** START OF Materials provided **
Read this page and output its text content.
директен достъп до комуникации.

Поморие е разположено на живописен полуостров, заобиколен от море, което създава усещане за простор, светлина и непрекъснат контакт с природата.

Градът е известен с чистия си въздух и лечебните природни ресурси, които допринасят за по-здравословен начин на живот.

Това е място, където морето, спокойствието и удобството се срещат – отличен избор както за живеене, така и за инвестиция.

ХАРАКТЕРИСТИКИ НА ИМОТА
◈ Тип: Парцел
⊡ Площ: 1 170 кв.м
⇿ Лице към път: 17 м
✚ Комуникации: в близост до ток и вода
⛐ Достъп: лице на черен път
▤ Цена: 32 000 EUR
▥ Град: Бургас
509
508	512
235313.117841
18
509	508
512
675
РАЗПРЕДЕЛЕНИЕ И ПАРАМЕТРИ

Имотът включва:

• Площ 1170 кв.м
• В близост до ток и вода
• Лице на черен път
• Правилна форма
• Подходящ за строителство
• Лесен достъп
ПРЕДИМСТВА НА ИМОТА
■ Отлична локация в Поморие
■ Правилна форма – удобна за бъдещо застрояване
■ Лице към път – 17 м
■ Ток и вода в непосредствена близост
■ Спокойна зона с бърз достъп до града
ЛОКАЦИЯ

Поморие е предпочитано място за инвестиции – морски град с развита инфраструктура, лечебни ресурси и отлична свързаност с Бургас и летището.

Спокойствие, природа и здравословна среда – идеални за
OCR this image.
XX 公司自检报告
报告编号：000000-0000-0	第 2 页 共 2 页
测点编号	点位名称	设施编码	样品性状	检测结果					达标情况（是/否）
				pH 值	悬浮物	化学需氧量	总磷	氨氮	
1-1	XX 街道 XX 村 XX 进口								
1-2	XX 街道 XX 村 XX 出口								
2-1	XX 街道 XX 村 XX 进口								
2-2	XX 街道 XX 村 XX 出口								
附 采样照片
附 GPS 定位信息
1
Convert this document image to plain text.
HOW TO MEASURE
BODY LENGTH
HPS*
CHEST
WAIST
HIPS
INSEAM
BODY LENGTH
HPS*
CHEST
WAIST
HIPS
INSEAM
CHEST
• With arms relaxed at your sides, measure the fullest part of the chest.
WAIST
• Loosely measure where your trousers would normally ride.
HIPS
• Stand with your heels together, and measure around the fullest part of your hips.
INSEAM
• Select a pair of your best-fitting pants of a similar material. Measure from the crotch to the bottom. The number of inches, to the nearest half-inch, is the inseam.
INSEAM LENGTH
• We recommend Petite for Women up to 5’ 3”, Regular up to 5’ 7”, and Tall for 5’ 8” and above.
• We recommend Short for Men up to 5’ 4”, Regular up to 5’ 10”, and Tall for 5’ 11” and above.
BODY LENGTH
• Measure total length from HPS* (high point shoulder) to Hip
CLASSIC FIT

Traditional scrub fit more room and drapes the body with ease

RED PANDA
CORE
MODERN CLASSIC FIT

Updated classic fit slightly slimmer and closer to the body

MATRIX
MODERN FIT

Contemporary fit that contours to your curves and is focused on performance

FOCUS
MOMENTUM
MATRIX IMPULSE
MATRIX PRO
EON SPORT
** END OF Materials provided **
Work to complete - Read the entries above, then pull out the lines that include "image".

Worked answer -
OCR this image.
Convert this document image to plain text.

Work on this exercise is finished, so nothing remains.